What is expected: Reproduce the data exactly and drop any pictures it holds.

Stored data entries
%%

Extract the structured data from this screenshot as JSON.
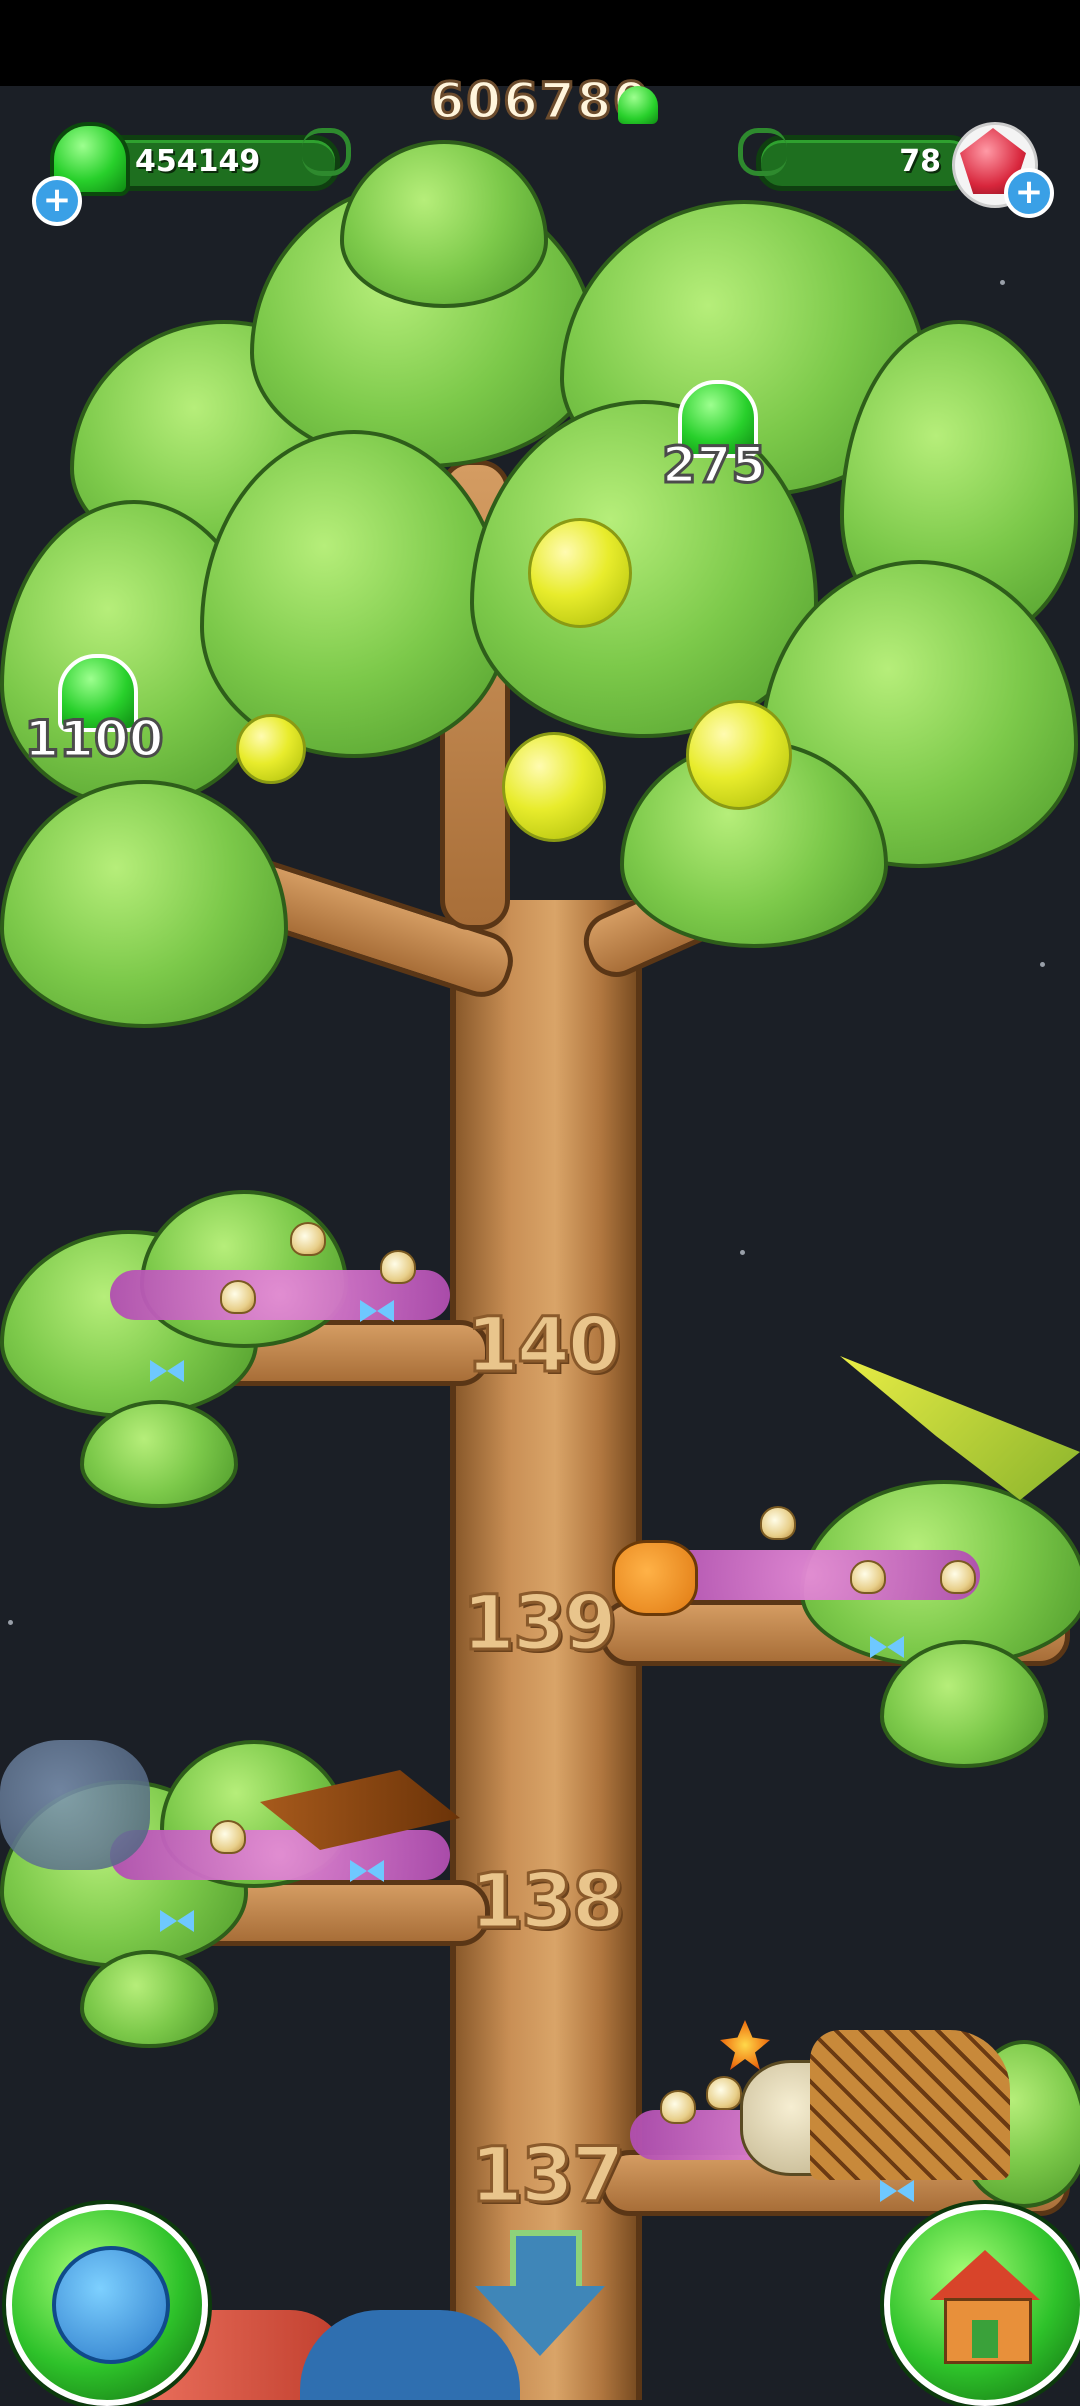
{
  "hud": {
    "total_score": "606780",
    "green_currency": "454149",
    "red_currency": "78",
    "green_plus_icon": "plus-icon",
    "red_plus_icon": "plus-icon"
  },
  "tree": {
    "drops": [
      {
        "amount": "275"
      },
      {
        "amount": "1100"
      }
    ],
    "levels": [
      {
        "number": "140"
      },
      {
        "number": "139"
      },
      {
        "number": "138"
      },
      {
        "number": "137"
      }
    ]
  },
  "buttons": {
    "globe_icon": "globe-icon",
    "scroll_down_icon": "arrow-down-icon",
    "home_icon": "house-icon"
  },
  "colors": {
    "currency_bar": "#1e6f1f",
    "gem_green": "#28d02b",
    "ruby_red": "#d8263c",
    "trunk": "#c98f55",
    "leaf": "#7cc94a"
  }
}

%%

Task result:
Extract the structured data from this screenshot as JSON.
{
  "hud": {
    "total_score": "606780",
    "green_currency": "454149",
    "red_currency": "78",
    "green_plus_icon": "plus-icon",
    "red_plus_icon": "plus-icon"
  },
  "tree": {
    "drops": [
      {
        "amount": "275"
      },
      {
        "amount": "1100"
      }
    ],
    "levels": [
      {
        "number": "140"
      },
      {
        "number": "139"
      },
      {
        "number": "138"
      },
      {
        "number": "137"
      }
    ]
  },
  "buttons": {
    "globe_icon": "globe-icon",
    "scroll_down_icon": "arrow-down-icon",
    "home_icon": "house-icon"
  },
  "colors": {
    "currency_bar": "#1e6f1f",
    "gem_green": "#28d02b",
    "ruby_red": "#d8263c",
    "trunk": "#c98f55",
    "leaf": "#7cc94a"
  }
}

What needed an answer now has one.